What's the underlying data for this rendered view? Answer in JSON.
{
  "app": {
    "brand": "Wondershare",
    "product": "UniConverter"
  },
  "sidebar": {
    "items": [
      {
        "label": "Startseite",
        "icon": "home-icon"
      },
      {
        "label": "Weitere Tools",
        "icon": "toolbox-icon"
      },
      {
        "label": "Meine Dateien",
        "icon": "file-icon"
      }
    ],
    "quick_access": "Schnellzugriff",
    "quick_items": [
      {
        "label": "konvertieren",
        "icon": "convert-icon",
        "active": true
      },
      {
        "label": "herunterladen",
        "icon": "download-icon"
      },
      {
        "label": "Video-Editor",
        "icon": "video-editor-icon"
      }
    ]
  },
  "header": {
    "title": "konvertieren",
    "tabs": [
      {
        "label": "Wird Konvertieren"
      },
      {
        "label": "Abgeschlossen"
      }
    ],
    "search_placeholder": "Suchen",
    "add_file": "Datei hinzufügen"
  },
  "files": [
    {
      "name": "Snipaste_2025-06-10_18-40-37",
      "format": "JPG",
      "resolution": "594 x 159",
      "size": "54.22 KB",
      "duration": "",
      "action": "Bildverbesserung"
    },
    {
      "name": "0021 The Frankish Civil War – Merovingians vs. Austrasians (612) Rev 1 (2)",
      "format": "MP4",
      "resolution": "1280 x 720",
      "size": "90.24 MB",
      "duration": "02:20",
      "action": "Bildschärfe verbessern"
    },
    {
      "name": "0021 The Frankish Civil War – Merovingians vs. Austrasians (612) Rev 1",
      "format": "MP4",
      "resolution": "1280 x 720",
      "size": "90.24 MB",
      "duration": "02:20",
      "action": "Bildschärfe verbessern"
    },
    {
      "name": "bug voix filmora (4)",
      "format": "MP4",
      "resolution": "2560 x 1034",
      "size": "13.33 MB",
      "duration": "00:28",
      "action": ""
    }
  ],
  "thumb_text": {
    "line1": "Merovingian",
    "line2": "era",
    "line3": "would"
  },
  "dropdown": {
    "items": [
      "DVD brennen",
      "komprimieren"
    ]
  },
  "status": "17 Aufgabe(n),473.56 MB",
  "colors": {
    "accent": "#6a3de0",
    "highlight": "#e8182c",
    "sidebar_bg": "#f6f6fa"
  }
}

::::

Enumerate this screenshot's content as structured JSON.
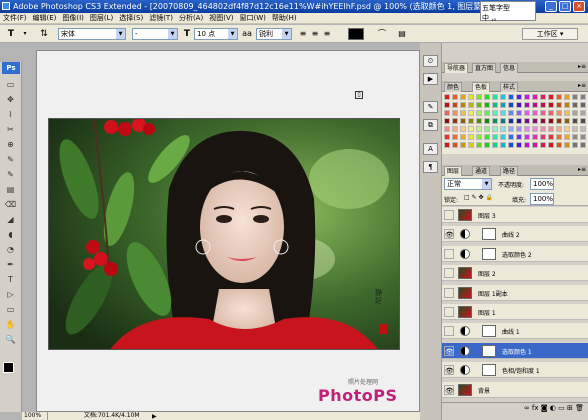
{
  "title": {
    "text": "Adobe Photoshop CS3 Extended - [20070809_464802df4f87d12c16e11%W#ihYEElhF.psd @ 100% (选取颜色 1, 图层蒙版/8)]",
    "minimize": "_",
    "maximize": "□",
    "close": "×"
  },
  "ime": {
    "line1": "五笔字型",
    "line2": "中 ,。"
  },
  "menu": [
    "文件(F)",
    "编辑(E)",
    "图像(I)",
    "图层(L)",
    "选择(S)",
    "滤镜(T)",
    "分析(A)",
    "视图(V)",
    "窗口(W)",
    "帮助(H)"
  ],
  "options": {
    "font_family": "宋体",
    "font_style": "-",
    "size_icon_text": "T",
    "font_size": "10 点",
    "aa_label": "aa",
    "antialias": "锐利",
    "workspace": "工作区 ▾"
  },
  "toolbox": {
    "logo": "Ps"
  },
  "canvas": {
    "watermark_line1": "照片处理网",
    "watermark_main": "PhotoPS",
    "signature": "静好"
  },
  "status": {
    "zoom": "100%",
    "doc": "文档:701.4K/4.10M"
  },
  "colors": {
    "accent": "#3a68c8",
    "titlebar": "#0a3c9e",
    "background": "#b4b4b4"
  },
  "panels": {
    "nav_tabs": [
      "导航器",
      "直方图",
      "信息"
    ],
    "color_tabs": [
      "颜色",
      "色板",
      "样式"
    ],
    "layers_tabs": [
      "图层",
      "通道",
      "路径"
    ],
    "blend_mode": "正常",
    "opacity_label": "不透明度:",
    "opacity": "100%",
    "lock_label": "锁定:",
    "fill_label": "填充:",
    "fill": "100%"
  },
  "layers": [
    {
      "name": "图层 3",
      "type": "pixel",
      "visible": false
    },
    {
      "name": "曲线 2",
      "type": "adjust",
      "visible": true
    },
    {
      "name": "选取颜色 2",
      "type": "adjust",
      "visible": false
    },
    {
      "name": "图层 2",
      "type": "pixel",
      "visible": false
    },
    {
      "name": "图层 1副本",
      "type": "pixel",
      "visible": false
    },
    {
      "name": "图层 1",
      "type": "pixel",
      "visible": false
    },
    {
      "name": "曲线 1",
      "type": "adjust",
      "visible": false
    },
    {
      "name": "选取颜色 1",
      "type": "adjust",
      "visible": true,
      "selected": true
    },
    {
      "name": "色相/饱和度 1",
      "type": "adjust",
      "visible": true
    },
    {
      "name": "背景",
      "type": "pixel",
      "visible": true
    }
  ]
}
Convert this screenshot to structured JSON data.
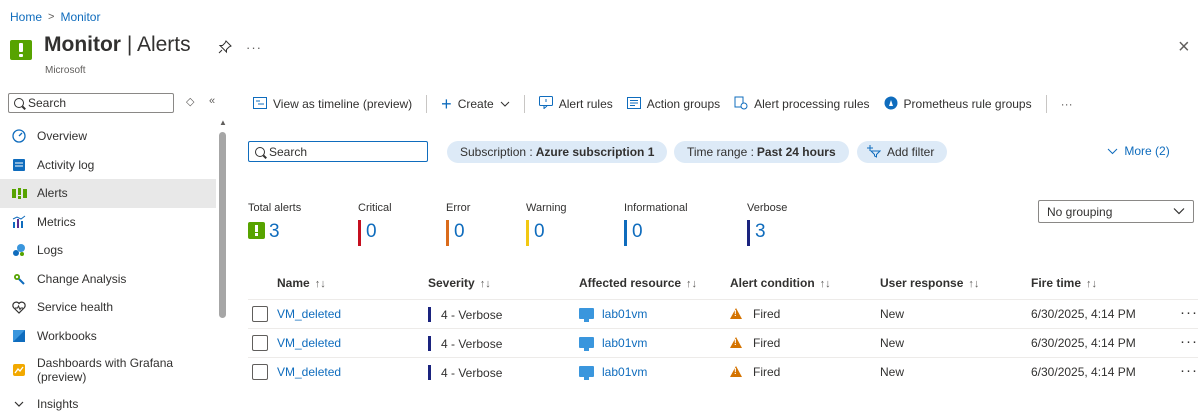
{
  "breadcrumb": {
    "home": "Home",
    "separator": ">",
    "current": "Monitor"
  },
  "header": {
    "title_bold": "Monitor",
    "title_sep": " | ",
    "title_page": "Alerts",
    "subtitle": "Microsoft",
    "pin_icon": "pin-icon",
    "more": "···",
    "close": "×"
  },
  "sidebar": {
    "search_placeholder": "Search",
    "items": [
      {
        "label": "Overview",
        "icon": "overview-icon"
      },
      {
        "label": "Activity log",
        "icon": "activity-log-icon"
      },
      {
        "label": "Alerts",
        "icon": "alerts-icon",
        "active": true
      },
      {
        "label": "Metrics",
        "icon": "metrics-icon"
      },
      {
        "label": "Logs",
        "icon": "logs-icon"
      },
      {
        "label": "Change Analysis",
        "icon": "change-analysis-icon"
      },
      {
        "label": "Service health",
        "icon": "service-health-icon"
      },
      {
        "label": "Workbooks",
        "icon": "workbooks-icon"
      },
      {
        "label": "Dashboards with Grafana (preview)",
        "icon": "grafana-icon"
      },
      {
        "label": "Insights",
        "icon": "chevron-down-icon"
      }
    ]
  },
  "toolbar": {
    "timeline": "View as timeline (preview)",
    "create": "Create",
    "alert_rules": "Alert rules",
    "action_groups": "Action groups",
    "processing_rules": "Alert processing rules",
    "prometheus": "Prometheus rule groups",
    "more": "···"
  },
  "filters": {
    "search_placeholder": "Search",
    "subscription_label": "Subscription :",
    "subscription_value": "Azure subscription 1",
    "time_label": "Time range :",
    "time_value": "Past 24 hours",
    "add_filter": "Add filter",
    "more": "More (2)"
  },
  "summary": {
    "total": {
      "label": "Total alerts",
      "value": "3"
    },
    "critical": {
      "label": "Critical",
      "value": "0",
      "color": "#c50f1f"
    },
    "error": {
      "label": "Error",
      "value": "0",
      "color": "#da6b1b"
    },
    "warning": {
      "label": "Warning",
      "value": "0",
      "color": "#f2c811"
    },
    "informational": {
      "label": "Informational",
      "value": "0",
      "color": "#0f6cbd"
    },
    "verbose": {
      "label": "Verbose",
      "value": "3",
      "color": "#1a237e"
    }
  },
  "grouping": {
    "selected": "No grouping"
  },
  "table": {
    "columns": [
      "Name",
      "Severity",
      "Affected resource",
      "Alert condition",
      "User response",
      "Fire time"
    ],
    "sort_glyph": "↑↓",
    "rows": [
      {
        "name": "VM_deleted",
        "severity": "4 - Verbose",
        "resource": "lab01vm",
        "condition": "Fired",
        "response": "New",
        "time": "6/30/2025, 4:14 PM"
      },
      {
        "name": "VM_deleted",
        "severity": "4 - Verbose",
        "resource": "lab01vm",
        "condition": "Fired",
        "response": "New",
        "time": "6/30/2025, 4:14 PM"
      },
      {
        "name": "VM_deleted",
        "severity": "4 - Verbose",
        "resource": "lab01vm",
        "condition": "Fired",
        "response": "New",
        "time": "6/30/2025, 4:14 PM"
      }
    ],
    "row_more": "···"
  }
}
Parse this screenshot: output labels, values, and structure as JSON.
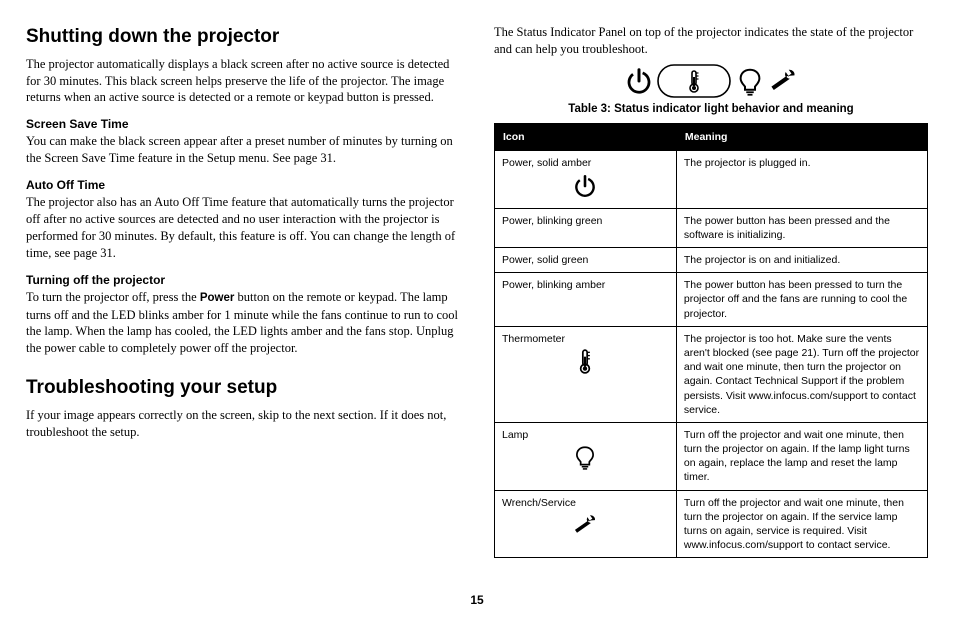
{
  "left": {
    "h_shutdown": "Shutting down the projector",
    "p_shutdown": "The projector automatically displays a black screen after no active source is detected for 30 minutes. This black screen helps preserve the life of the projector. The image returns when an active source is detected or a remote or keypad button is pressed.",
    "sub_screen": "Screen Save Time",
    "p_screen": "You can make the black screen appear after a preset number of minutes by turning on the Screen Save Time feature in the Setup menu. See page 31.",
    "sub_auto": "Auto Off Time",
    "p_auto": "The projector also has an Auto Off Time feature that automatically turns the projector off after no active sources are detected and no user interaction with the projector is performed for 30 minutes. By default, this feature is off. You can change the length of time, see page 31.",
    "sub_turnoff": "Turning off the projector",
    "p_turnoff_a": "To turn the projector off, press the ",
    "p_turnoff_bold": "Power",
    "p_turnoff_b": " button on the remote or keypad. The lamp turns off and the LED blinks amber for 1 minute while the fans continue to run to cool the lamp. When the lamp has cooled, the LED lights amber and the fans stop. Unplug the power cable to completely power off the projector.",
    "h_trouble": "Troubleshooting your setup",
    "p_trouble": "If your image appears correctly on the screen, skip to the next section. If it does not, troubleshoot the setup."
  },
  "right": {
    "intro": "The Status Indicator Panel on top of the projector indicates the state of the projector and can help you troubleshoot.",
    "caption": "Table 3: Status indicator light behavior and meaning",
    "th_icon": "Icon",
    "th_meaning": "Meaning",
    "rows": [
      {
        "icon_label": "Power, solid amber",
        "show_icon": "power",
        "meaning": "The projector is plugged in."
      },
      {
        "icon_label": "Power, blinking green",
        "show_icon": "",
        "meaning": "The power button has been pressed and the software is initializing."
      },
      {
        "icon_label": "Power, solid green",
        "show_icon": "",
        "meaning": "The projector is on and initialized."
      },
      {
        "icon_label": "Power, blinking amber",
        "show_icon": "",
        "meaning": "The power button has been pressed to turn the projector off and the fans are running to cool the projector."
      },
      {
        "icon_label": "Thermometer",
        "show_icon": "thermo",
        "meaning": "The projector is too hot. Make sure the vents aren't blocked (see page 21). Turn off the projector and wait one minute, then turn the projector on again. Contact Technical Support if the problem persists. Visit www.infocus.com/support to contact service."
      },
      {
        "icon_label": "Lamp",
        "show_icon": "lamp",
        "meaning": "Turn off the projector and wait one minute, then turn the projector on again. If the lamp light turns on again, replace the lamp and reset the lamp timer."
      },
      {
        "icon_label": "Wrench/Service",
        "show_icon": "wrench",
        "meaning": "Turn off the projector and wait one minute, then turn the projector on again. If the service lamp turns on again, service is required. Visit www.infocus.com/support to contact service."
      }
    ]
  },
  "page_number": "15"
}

::::

- [To do] In the records above, find the lines containing "duration" and copy them.

- [Answer to the exercise]
      "duration": "",
      "duration": "02:20",
      "duration": "02:20",
      "duration": "00:28",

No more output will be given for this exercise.